The exercise:
Please return the lines below unchanged, omitting the pictures.

Lines of data
================
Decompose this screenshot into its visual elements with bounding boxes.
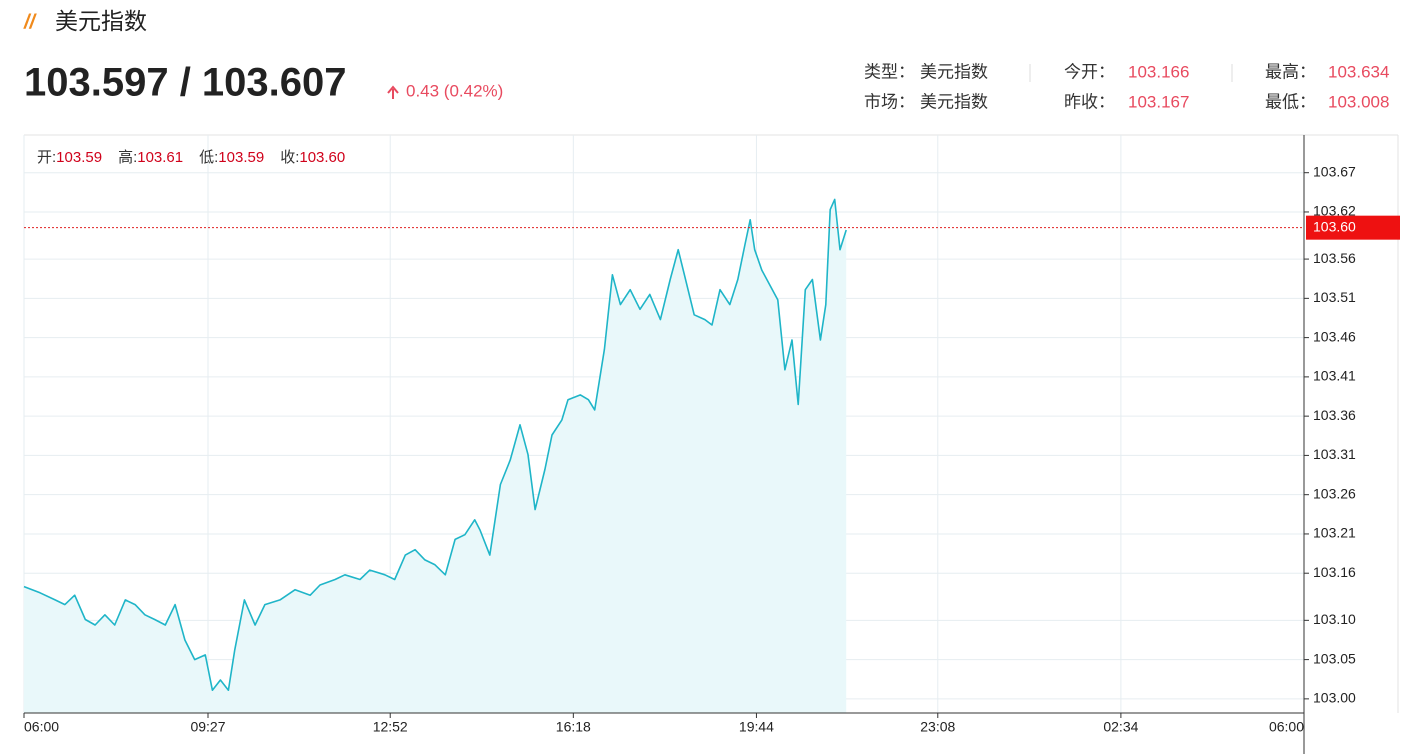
y-tick-label: 103.56 xyxy=(1313,250,1356,266)
y-tick-label: 103.46 xyxy=(1313,328,1356,344)
stat-label: 最高： xyxy=(1265,62,1316,81)
stat-value: 103.166 xyxy=(1128,62,1189,81)
x-tick-label: 06:00 xyxy=(1269,719,1304,735)
stat-label: 昨收： xyxy=(1064,92,1115,111)
ohlc-value: 103.59 xyxy=(56,149,102,166)
title: 美元指数 xyxy=(55,8,147,34)
y-tick-label: 103.21 xyxy=(1313,525,1356,541)
y-tick-label: 103.16 xyxy=(1313,564,1356,580)
last-price-label: 103.60 xyxy=(1313,218,1356,234)
ohlc-value: 103.60 xyxy=(299,149,345,166)
x-tick-label: 16:18 xyxy=(556,719,591,735)
last-price-tag xyxy=(1306,215,1400,240)
ohlc-value: 103.59 xyxy=(218,149,264,166)
x-tick-label: 02:34 xyxy=(1103,719,1138,735)
y-tick-label: 103.05 xyxy=(1313,650,1356,666)
stat-value: 103.634 xyxy=(1328,62,1389,81)
stat-label: 今开： xyxy=(1064,62,1115,81)
y-tick-label: 103.67 xyxy=(1313,163,1356,179)
x-tick-label: 09:27 xyxy=(190,719,225,735)
y-tick-label: 103.62 xyxy=(1313,203,1356,219)
x-tick-label: 23:08 xyxy=(920,719,955,735)
stat-value: 103.167 xyxy=(1128,92,1189,111)
stat-label: 最低： xyxy=(1265,92,1316,111)
stat-label: 类型： xyxy=(864,62,915,81)
y-tick-label: 103.10 xyxy=(1313,611,1356,627)
ohlc-label: 收: xyxy=(280,149,299,166)
y-tick-label: 103.00 xyxy=(1313,690,1356,706)
price-line xyxy=(23,198,847,691)
ohlc-value: 103.61 xyxy=(137,149,183,166)
ohlc-label: 低: xyxy=(199,149,218,166)
price: 103.597 / 103.607 xyxy=(24,61,347,105)
y-tick-label: 103.31 xyxy=(1313,446,1356,462)
stat-value: 美元指数 xyxy=(920,62,988,81)
y-tick-label: 103.26 xyxy=(1313,485,1356,501)
ohlc-label: 开: xyxy=(37,149,56,166)
y-tick-label: 103.36 xyxy=(1313,407,1356,423)
x-tick-label: 06:00 xyxy=(24,719,59,735)
stat-label: 市场： xyxy=(864,92,915,111)
x-tick-label: 19:44 xyxy=(739,719,774,735)
ohlc-label: 高: xyxy=(118,149,137,166)
stat-value: 美元指数 xyxy=(920,92,988,111)
up-arrow xyxy=(387,85,399,99)
x-tick-label: 12:52 xyxy=(373,719,408,735)
logo-mark: // xyxy=(23,11,38,33)
change: 0.43 (0.42%) xyxy=(406,81,503,100)
plot xyxy=(23,198,1304,713)
area-fill xyxy=(24,199,847,713)
stat-value: 103.008 xyxy=(1328,92,1389,111)
y-tick-label: 103.41 xyxy=(1313,368,1356,384)
y-tick-label: 103.51 xyxy=(1313,289,1356,305)
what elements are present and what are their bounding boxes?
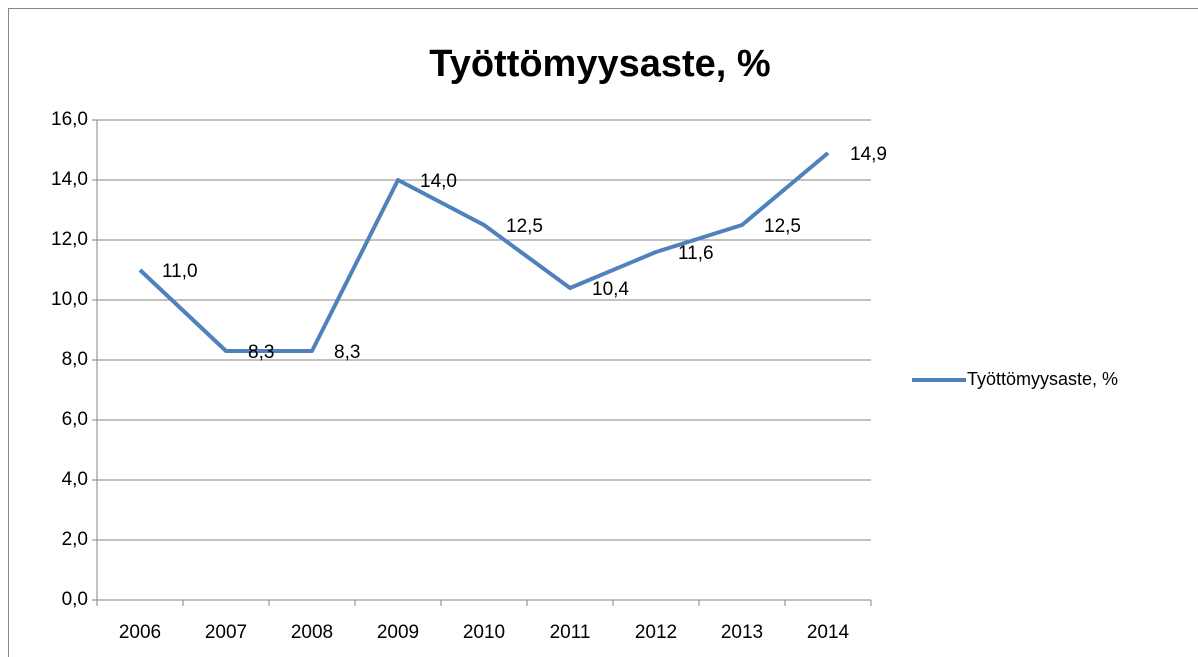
x-tick-label: 2007 xyxy=(205,622,247,643)
x-tick-label: 2008 xyxy=(291,622,333,643)
y-tick-label: 6,0 xyxy=(62,409,88,430)
y-tick-label: 14,0 xyxy=(51,169,88,190)
series-line xyxy=(138,151,830,353)
x-tick-label: 2011 xyxy=(550,622,591,643)
data-label: 10,4 xyxy=(592,279,629,300)
data-label: 12,5 xyxy=(506,216,543,237)
x-tick-label: 2013 xyxy=(721,622,763,643)
x-tick-label: 2014 xyxy=(807,622,850,643)
y-tick-label: 16,0 xyxy=(51,109,88,130)
y-tick-label: 0,0 xyxy=(62,589,88,610)
legend-label: Työttömyysaste, % xyxy=(967,369,1118,389)
data-label: 8,3 xyxy=(248,342,274,363)
data-label: 14,9 xyxy=(850,144,887,165)
y-tick-label: 4,0 xyxy=(62,469,88,490)
x-tick-label: 2009 xyxy=(377,622,419,643)
x-tick-label: 2012 xyxy=(635,622,677,643)
data-label: 11,0 xyxy=(162,261,198,282)
data-label: 12,5 xyxy=(764,216,801,237)
data-label: 11,6 xyxy=(678,243,714,264)
data-label: 8,3 xyxy=(334,342,360,363)
data-label: 14,0 xyxy=(420,171,457,192)
y-tick-label: 12,0 xyxy=(51,229,88,250)
y-tick-label: 8,0 xyxy=(62,349,88,370)
x-tick-label: 2006 xyxy=(119,622,161,643)
x-tick-label: 2010 xyxy=(463,622,505,643)
chart-border xyxy=(8,8,1198,657)
y-tick-label: 2,0 xyxy=(62,529,88,550)
chart-title: Työttömyysaste, % xyxy=(429,43,770,85)
y-tick-label: 10,0 xyxy=(51,289,88,310)
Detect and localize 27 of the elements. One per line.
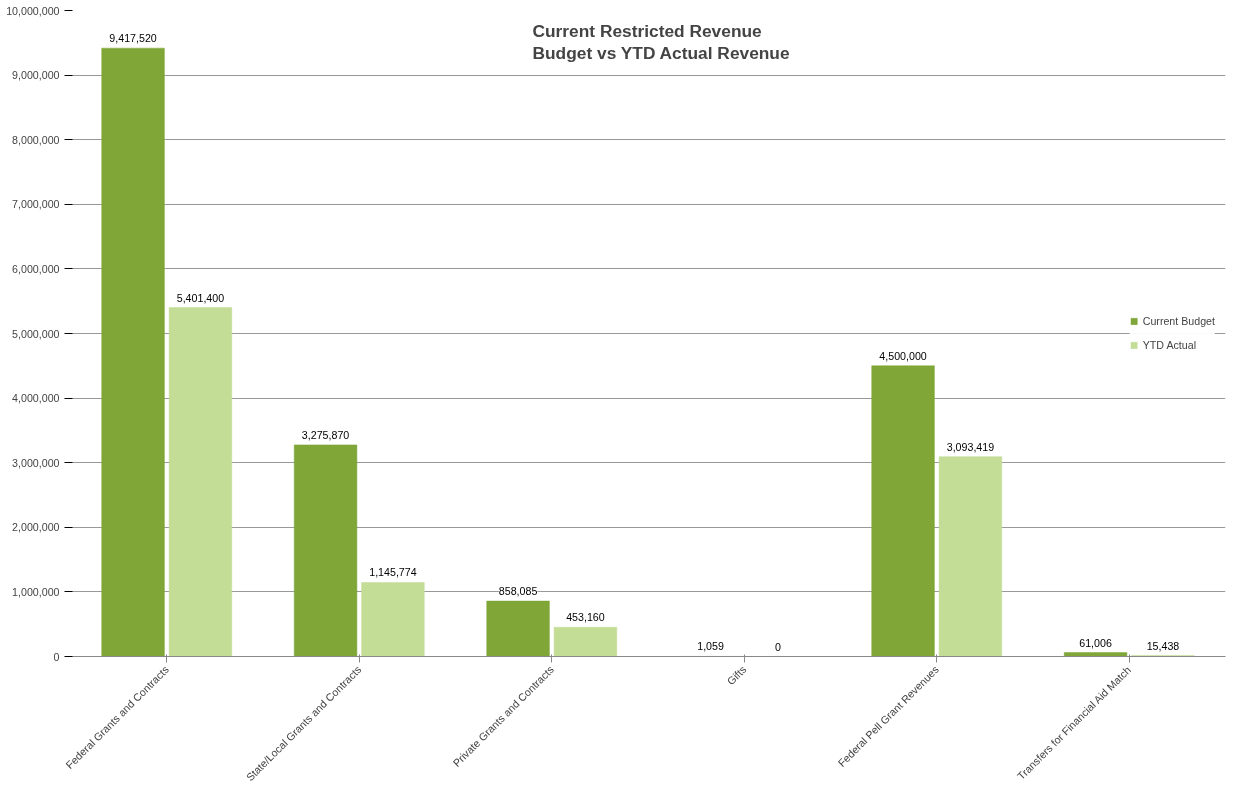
================
Correct response:
Decompose this screenshot into its visual elements with bounding boxes.
y-tick-label: 103.56 xyxy=(1313,250,1356,266)
y-tick-label: 103.46 xyxy=(1313,328,1356,344)
stat-label: 最高： xyxy=(1265,62,1316,81)
stat-value: 103.166 xyxy=(1128,62,1189,81)
x-tick-label: 06:00 xyxy=(1269,719,1304,735)
stat-label: 昨收： xyxy=(1064,92,1115,111)
ohlc-value: 103.59 xyxy=(56,149,102,166)
title: 美元指数 xyxy=(55,8,147,34)
y-tick-label: 103.21 xyxy=(1313,525,1356,541)
y-tick-label: 103.16 xyxy=(1313,564,1356,580)
last-price-label: 103.60 xyxy=(1313,218,1356,234)
ohlc-value: 103.60 xyxy=(299,149,345,166)
x-tick-label: 16:18 xyxy=(556,719,591,735)
last-price-tag xyxy=(1306,215,1400,240)
ohlc-value: 103.59 xyxy=(218,149,264,166)
x-tick-label: 02:34 xyxy=(1103,719,1138,735)
y-tick-label: 103.05 xyxy=(1313,650,1356,666)
stat-value: 103.634 xyxy=(1328,62,1389,81)
stat-label: 今开： xyxy=(1064,62,1115,81)
y-tick-label: 103.67 xyxy=(1313,163,1356,179)
x-tick-label: 09:27 xyxy=(190,719,225,735)
y-tick-label: 103.62 xyxy=(1313,203,1356,219)
x-tick-label: 23:08 xyxy=(920,719,955,735)
stat-value: 103.167 xyxy=(1128,92,1189,111)
stat-label: 最低： xyxy=(1265,92,1316,111)
stat-label: 类型： xyxy=(864,62,915,81)
y-tick-label: 103.10 xyxy=(1313,611,1356,627)
ohlc-label: 收: xyxy=(280,149,299,166)
y-tick-label: 103.00 xyxy=(1313,690,1356,706)
price-line xyxy=(23,198,847,691)
ohlc-value: 103.61 xyxy=(137,149,183,166)
ohlc-label: 低: xyxy=(199,149,218,166)
price: 103.597 / 103.607 xyxy=(24,61,347,105)
y-tick-label: 103.31 xyxy=(1313,446,1356,462)
stat-value: 美元指数 xyxy=(920,62,988,81)
y-tick-label: 103.26 xyxy=(1313,485,1356,501)
ohlc-label: 开: xyxy=(37,149,56,166)
y-tick-label: 103.36 xyxy=(1313,407,1356,423)
x-tick-label: 06:00 xyxy=(24,719,59,735)
stat-label: 市场： xyxy=(864,92,915,111)
x-tick-label: 19:44 xyxy=(739,719,774,735)
ohlc-label: 高: xyxy=(118,149,137,166)
stat-value: 美元指数 xyxy=(920,92,988,111)
up-arrow xyxy=(387,85,399,99)
x-tick-label: 12:52 xyxy=(373,719,408,735)
logo-mark: // xyxy=(23,11,38,33)
change: 0.43 (0.42%) xyxy=(406,81,503,100)
plot xyxy=(23,198,1304,713)
area-fill xyxy=(24,199,847,713)
stat-value: 103.008 xyxy=(1328,92,1389,111)
y-tick-label: 103.41 xyxy=(1313,368,1356,384)
y-tick-label: 103.51 xyxy=(1313,289,1356,305)
what elements are present and what are their bounding boxes?
x-tick-label: 2007 xyxy=(205,622,247,643)
x-tick-label: 2008 xyxy=(291,622,333,643)
y-tick-label: 6,0 xyxy=(62,409,88,430)
y-tick-label: 14,0 xyxy=(51,169,88,190)
series-line xyxy=(138,151,830,353)
x-tick-label: 2011 xyxy=(550,622,591,643)
data-label: 10,4 xyxy=(592,279,629,300)
data-label: 12,5 xyxy=(506,216,543,237)
x-tick-label: 2013 xyxy=(721,622,763,643)
x-tick-label: 2014 xyxy=(807,622,850,643)
y-tick-label: 16,0 xyxy=(51,109,88,130)
y-tick-label: 0,0 xyxy=(62,589,88,610)
legend-label: Työttömyysaste, % xyxy=(967,369,1118,389)
data-label: 8,3 xyxy=(248,342,274,363)
data-label: 14,9 xyxy=(850,144,887,165)
y-tick-label: 4,0 xyxy=(62,469,88,490)
x-tick-label: 2009 xyxy=(377,622,419,643)
x-tick-label: 2012 xyxy=(635,622,677,643)
data-label: 11,0 xyxy=(162,261,198,282)
data-label: 12,5 xyxy=(764,216,801,237)
data-label: 11,6 xyxy=(678,243,714,264)
data-label: 8,3 xyxy=(334,342,360,363)
data-label: 14,0 xyxy=(420,171,457,192)
y-tick-label: 12,0 xyxy=(51,229,88,250)
y-tick-label: 8,0 xyxy=(62,349,88,370)
x-tick-label: 2006 xyxy=(119,622,161,643)
x-tick-label: 2010 xyxy=(463,622,505,643)
chart-border xyxy=(8,8,1198,657)
y-tick-label: 2,0 xyxy=(62,529,88,550)
chart-title: Työttömyysaste, % xyxy=(429,43,770,85)
y-tick-label: 10,0 xyxy=(51,289,88,310)
Detect and localize 27 of the elements. One per line.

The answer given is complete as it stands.